— GIVEN TASK —
Write out the material exactly, with the pictures left out.

Dataset records
------------------------------------------------

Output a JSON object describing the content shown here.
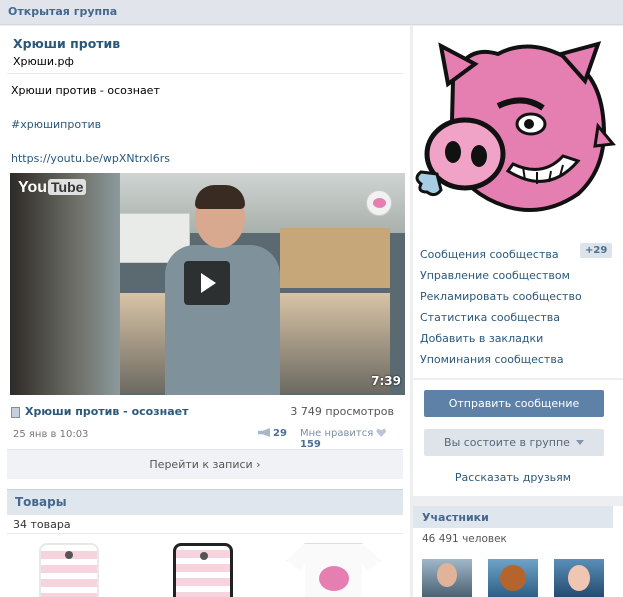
{
  "topbar": {
    "label": "Открытая группа"
  },
  "group": {
    "title": "Хрюши против",
    "site": "Хрюши.рф"
  },
  "post": {
    "text": "Хрюши против - осознает",
    "hashtag": "#хрюшипротив",
    "link": "https://youtu.be/wpXNtrxl6rs",
    "video": {
      "logo_you": "You",
      "logo_tube": "Tube",
      "duration": "7:39",
      "title": "Хрюши против - осознает",
      "views": "3 749 просмотров"
    },
    "date": "25 янв в 10:03",
    "reposts": "29",
    "likes_label": "Мне нравится",
    "likes": "159",
    "goto_label": "Перейти к записи"
  },
  "goods": {
    "title": "Товары",
    "count": "34 товара"
  },
  "menu": {
    "items": [
      {
        "label": "Сообщения сообщества"
      },
      {
        "label": "Управление сообществом"
      },
      {
        "label": "Рекламировать сообщество"
      },
      {
        "label": "Статистика сообщества"
      },
      {
        "label": "Добавить в закладки"
      },
      {
        "label": "Упоминания сообщества"
      }
    ],
    "messages_badge": "+29"
  },
  "actions": {
    "send_label": "Отправить сообщение",
    "member_label": "Вы состоите в группе",
    "tell_label": "Рассказать друзьям"
  },
  "members": {
    "title": "Участники",
    "count": "46 491 человек"
  },
  "colors": {
    "link": "#2b587a",
    "button": "#5e81a8",
    "header": "#dfe6ee",
    "pig": "#e57fb1"
  }
}
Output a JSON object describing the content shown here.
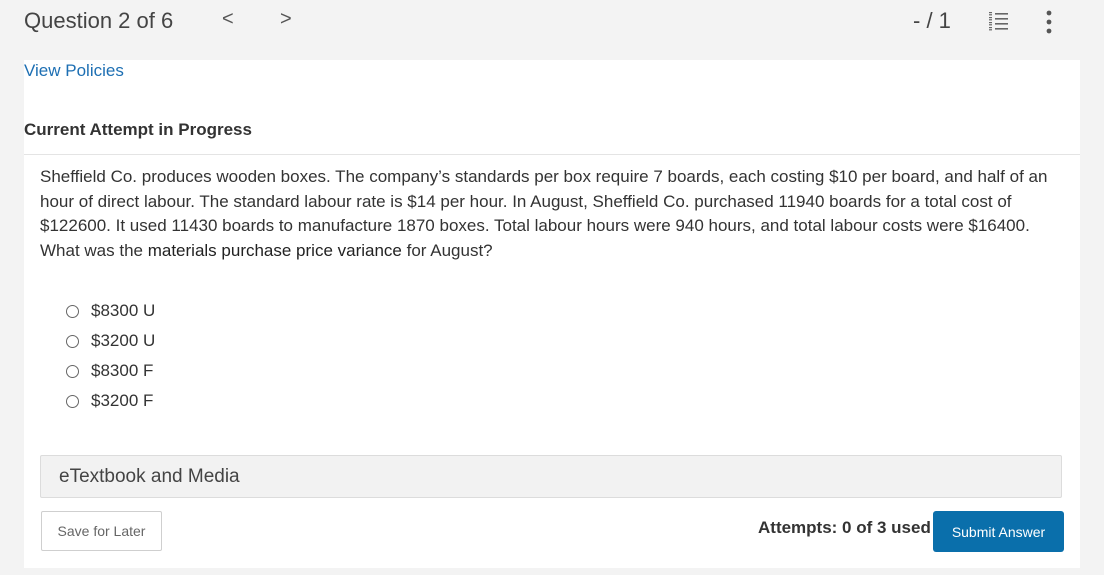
{
  "header": {
    "question_title": "Question 2 of 6",
    "prev_glyph": "<",
    "next_glyph": ">",
    "score": "- / 1",
    "list_icon": "numbered-list-icon",
    "more_icon": "vertical-ellipsis-icon"
  },
  "policies": {
    "link_label": "View Policies"
  },
  "attempt": {
    "heading": "Current Attempt in Progress"
  },
  "question": {
    "text_before": "Sheffield Co. produces wooden boxes. The company’s standards per box require 7 boards, each costing $10 per board, and half of an hour of direct labour. The standard labour rate is $14 per hour. In August, Sheffield Co. purchased 11940 boards for a total cost of $122600. It used 11430 boards to manufacture 1870 boxes. Total labour hours were 940 hours, and total labour costs were $16400. What was the ",
    "text_bold": "materials purchase price variance",
    "text_after": " for August?"
  },
  "options": [
    {
      "label": "$8300 U"
    },
    {
      "label": "$3200 U"
    },
    {
      "label": "$8300 F"
    },
    {
      "label": "$3200 F"
    }
  ],
  "etextbook": {
    "label": "eTextbook and Media"
  },
  "footer": {
    "save_label": "Save for Later",
    "attempts_text": "Attempts: 0 of 3 used",
    "submit_label": "Submit Answer"
  },
  "colors": {
    "link": "#1d6fb3",
    "submit_bg": "#0a6fab",
    "page_bg": "#f3f3f3",
    "panel_bg": "#ffffff"
  }
}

------------------------------------------------

— REPLY —
Output a JSON object describing the content shown here.
{
  "topbar": {
    "label": "Открытая группа"
  },
  "group": {
    "title": "Хрюши против",
    "site": "Хрюши.рф"
  },
  "post": {
    "text": "Хрюши против - осознает",
    "hashtag": "#хрюшипротив",
    "link": "https://youtu.be/wpXNtrxl6rs",
    "video": {
      "logo_you": "You",
      "logo_tube": "Tube",
      "duration": "7:39",
      "title": "Хрюши против - осознает",
      "views": "3 749 просмотров"
    },
    "date": "25 янв в 10:03",
    "reposts": "29",
    "likes_label": "Мне нравится",
    "likes": "159",
    "goto_label": "Перейти к записи"
  },
  "goods": {
    "title": "Товары",
    "count": "34 товара"
  },
  "menu": {
    "items": [
      {
        "label": "Сообщения сообщества"
      },
      {
        "label": "Управление сообществом"
      },
      {
        "label": "Рекламировать сообщество"
      },
      {
        "label": "Статистика сообщества"
      },
      {
        "label": "Добавить в закладки"
      },
      {
        "label": "Упоминания сообщества"
      }
    ],
    "messages_badge": "+29"
  },
  "actions": {
    "send_label": "Отправить сообщение",
    "member_label": "Вы состоите в группе",
    "tell_label": "Рассказать друзьям"
  },
  "members": {
    "title": "Участники",
    "count": "46 491 человек"
  },
  "colors": {
    "link": "#2b587a",
    "button": "#5e81a8",
    "header": "#dfe6ee",
    "pig": "#e57fb1"
  }
}
Output a JSON object describing the content shown here.
{
  "header": {
    "question_title": "Question 2 of 6",
    "prev_glyph": "<",
    "next_glyph": ">",
    "score": "- / 1",
    "list_icon": "numbered-list-icon",
    "more_icon": "vertical-ellipsis-icon"
  },
  "policies": {
    "link_label": "View Policies"
  },
  "attempt": {
    "heading": "Current Attempt in Progress"
  },
  "question": {
    "text_before": "Sheffield Co. produces wooden boxes. The company’s standards per box require 7 boards, each costing $10 per board, and half of an hour of direct labour. The standard labour rate is $14 per hour. In August, Sheffield Co. purchased 11940 boards for a total cost of $122600. It used 11430 boards to manufacture 1870 boxes. Total labour hours were 940 hours, and total labour costs were $16400. What was the ",
    "text_bold": "materials purchase price variance",
    "text_after": " for August?"
  },
  "options": [
    {
      "label": "$8300 U"
    },
    {
      "label": "$3200 U"
    },
    {
      "label": "$8300 F"
    },
    {
      "label": "$3200 F"
    }
  ],
  "etextbook": {
    "label": "eTextbook and Media"
  },
  "footer": {
    "save_label": "Save for Later",
    "attempts_text": "Attempts: 0 of 3 used",
    "submit_label": "Submit Answer"
  },
  "colors": {
    "link": "#1d6fb3",
    "submit_bg": "#0a6fab",
    "page_bg": "#f3f3f3",
    "panel_bg": "#ffffff"
  }
}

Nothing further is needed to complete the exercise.